■ WHAT YOU ARE ASKED TO DO: Your task is to repeat the entries underneath exactly, minus the pictures.

__________

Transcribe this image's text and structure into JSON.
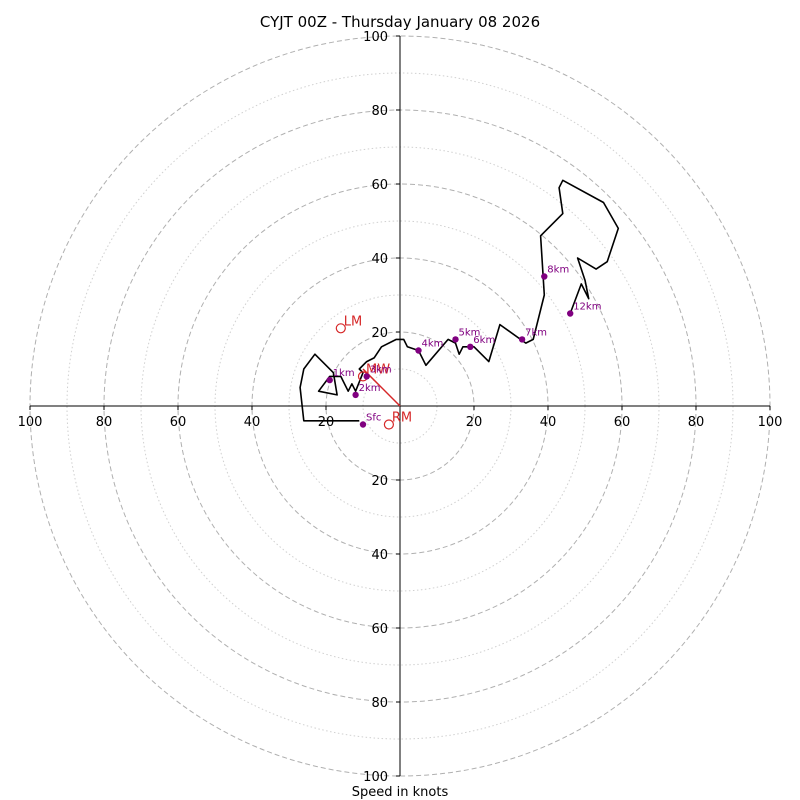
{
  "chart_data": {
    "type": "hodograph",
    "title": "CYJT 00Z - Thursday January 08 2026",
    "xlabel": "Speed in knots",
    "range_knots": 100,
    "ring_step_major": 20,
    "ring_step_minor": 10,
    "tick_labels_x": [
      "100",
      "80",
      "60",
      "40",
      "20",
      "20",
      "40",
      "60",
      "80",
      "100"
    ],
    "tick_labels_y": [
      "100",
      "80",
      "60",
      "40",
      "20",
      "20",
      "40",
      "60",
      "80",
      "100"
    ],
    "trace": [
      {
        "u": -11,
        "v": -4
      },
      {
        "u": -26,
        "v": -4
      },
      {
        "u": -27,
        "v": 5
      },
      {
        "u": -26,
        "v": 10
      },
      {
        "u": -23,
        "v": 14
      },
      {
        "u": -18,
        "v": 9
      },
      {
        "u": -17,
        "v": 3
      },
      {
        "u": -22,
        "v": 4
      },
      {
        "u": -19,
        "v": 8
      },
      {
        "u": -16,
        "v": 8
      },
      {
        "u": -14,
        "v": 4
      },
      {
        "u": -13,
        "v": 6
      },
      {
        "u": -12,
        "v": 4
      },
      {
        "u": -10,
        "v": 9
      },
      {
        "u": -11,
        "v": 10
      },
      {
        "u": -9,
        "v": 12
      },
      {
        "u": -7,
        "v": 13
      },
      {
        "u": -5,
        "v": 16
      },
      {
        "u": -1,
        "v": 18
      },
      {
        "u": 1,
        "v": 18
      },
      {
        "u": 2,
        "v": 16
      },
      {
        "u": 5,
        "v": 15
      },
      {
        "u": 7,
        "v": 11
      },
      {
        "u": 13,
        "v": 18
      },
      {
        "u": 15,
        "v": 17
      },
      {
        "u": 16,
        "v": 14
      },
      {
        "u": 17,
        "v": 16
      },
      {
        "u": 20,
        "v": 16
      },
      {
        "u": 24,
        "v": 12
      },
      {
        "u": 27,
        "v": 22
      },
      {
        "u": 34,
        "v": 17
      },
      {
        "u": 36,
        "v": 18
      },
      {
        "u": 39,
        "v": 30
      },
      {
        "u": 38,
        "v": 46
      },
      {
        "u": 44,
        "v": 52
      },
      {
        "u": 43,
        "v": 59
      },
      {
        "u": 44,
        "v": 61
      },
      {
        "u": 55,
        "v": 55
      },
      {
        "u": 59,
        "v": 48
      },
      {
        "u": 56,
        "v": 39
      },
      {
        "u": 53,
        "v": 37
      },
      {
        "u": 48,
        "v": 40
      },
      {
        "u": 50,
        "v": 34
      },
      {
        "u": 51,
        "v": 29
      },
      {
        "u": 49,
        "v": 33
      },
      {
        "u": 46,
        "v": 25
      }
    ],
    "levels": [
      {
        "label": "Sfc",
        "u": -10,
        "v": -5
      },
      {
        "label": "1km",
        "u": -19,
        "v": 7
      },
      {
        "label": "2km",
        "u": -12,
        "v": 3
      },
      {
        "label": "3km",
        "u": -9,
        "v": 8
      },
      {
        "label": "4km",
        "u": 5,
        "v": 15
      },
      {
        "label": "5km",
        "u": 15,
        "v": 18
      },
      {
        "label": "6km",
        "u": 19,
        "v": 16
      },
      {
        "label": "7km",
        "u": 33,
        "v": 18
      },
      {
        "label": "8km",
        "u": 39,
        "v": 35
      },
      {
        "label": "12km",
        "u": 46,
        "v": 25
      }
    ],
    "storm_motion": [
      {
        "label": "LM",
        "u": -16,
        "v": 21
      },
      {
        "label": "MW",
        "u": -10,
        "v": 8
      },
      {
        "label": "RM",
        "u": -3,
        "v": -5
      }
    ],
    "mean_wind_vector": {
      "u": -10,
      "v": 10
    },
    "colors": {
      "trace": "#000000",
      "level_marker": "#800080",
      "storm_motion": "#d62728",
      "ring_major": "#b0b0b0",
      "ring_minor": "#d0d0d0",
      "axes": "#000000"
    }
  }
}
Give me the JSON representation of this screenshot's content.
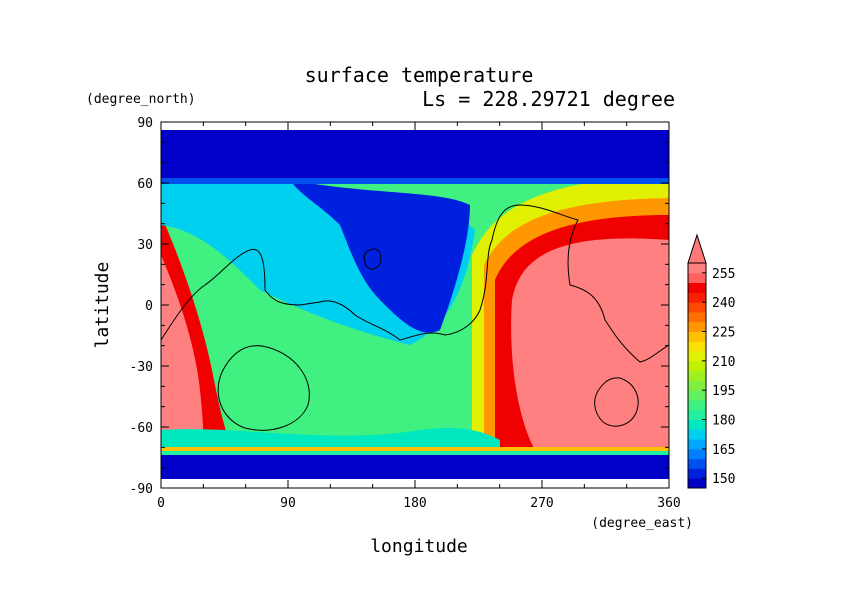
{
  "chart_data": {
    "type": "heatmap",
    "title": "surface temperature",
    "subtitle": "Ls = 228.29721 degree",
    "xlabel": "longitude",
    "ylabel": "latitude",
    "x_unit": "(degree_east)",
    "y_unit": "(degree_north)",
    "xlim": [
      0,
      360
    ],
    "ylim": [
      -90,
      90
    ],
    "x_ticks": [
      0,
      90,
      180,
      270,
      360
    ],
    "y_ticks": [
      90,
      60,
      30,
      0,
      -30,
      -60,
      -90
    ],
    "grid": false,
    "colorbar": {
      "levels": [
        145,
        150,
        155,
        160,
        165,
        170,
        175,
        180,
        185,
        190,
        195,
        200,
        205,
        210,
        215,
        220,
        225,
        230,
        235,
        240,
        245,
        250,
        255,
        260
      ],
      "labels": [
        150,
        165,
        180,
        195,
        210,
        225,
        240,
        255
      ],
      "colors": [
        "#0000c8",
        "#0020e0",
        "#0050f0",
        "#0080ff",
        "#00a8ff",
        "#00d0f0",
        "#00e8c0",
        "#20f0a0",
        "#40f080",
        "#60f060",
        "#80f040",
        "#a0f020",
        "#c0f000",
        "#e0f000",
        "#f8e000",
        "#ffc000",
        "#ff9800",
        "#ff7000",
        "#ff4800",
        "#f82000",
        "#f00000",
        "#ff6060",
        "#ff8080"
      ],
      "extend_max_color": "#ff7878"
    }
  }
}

__________

■ RESULT BELOW:
Transcribe this image's text and structure into JSON.
{
  "chart_data": {
    "type": "hodograph",
    "title": "CYJT 00Z - Thursday January 08 2026",
    "xlabel": "Speed in knots",
    "range_knots": 100,
    "ring_step_major": 20,
    "ring_step_minor": 10,
    "tick_labels_x": [
      "100",
      "80",
      "60",
      "40",
      "20",
      "20",
      "40",
      "60",
      "80",
      "100"
    ],
    "tick_labels_y": [
      "100",
      "80",
      "60",
      "40",
      "20",
      "20",
      "40",
      "60",
      "80",
      "100"
    ],
    "trace": [
      {
        "u": -11,
        "v": -4
      },
      {
        "u": -26,
        "v": -4
      },
      {
        "u": -27,
        "v": 5
      },
      {
        "u": -26,
        "v": 10
      },
      {
        "u": -23,
        "v": 14
      },
      {
        "u": -18,
        "v": 9
      },
      {
        "u": -17,
        "v": 3
      },
      {
        "u": -22,
        "v": 4
      },
      {
        "u": -19,
        "v": 8
      },
      {
        "u": -16,
        "v": 8
      },
      {
        "u": -14,
        "v": 4
      },
      {
        "u": -13,
        "v": 6
      },
      {
        "u": -12,
        "v": 4
      },
      {
        "u": -10,
        "v": 9
      },
      {
        "u": -11,
        "v": 10
      },
      {
        "u": -9,
        "v": 12
      },
      {
        "u": -7,
        "v": 13
      },
      {
        "u": -5,
        "v": 16
      },
      {
        "u": -1,
        "v": 18
      },
      {
        "u": 1,
        "v": 18
      },
      {
        "u": 2,
        "v": 16
      },
      {
        "u": 5,
        "v": 15
      },
      {
        "u": 7,
        "v": 11
      },
      {
        "u": 13,
        "v": 18
      },
      {
        "u": 15,
        "v": 17
      },
      {
        "u": 16,
        "v": 14
      },
      {
        "u": 17,
        "v": 16
      },
      {
        "u": 20,
        "v": 16
      },
      {
        "u": 24,
        "v": 12
      },
      {
        "u": 27,
        "v": 22
      },
      {
        "u": 34,
        "v": 17
      },
      {
        "u": 36,
        "v": 18
      },
      {
        "u": 39,
        "v": 30
      },
      {
        "u": 38,
        "v": 46
      },
      {
        "u": 44,
        "v": 52
      },
      {
        "u": 43,
        "v": 59
      },
      {
        "u": 44,
        "v": 61
      },
      {
        "u": 55,
        "v": 55
      },
      {
        "u": 59,
        "v": 48
      },
      {
        "u": 56,
        "v": 39
      },
      {
        "u": 53,
        "v": 37
      },
      {
        "u": 48,
        "v": 40
      },
      {
        "u": 50,
        "v": 34
      },
      {
        "u": 51,
        "v": 29
      },
      {
        "u": 49,
        "v": 33
      },
      {
        "u": 46,
        "v": 25
      }
    ],
    "levels": [
      {
        "label": "Sfc",
        "u": -10,
        "v": -5
      },
      {
        "label": "1km",
        "u": -19,
        "v": 7
      },
      {
        "label": "2km",
        "u": -12,
        "v": 3
      },
      {
        "label": "3km",
        "u": -9,
        "v": 8
      },
      {
        "label": "4km",
        "u": 5,
        "v": 15
      },
      {
        "label": "5km",
        "u": 15,
        "v": 18
      },
      {
        "label": "6km",
        "u": 19,
        "v": 16
      },
      {
        "label": "7km",
        "u": 33,
        "v": 18
      },
      {
        "label": "8km",
        "u": 39,
        "v": 35
      },
      {
        "label": "12km",
        "u": 46,
        "v": 25
      }
    ],
    "storm_motion": [
      {
        "label": "LM",
        "u": -16,
        "v": 21
      },
      {
        "label": "MW",
        "u": -10,
        "v": 8
      },
      {
        "label": "RM",
        "u": -3,
        "v": -5
      }
    ],
    "mean_wind_vector": {
      "u": -10,
      "v": 10
    },
    "colors": {
      "trace": "#000000",
      "level_marker": "#800080",
      "storm_motion": "#d62728",
      "ring_major": "#b0b0b0",
      "ring_minor": "#d0d0d0",
      "axes": "#000000"
    }
  }
}
Give me the JSON representation of this screenshot's content.
{
  "chart_data": {
    "type": "heatmap",
    "title": "surface temperature",
    "subtitle": "Ls = 228.29721 degree",
    "xlabel": "longitude",
    "ylabel": "latitude",
    "x_unit": "(degree_east)",
    "y_unit": "(degree_north)",
    "xlim": [
      0,
      360
    ],
    "ylim": [
      -90,
      90
    ],
    "x_ticks": [
      0,
      90,
      180,
      270,
      360
    ],
    "y_ticks": [
      90,
      60,
      30,
      0,
      -30,
      -60,
      -90
    ],
    "grid": false,
    "colorbar": {
      "levels": [
        145,
        150,
        155,
        160,
        165,
        170,
        175,
        180,
        185,
        190,
        195,
        200,
        205,
        210,
        215,
        220,
        225,
        230,
        235,
        240,
        245,
        250,
        255,
        260
      ],
      "labels": [
        150,
        165,
        180,
        195,
        210,
        225,
        240,
        255
      ],
      "colors": [
        "#0000c8",
        "#0020e0",
        "#0050f0",
        "#0080ff",
        "#00a8ff",
        "#00d0f0",
        "#00e8c0",
        "#20f0a0",
        "#40f080",
        "#60f060",
        "#80f040",
        "#a0f020",
        "#c0f000",
        "#e0f000",
        "#f8e000",
        "#ffc000",
        "#ff9800",
        "#ff7000",
        "#ff4800",
        "#f82000",
        "#f00000",
        "#ff6060",
        "#ff8080"
      ],
      "extend_max_color": "#ff7878"
    }
  }
}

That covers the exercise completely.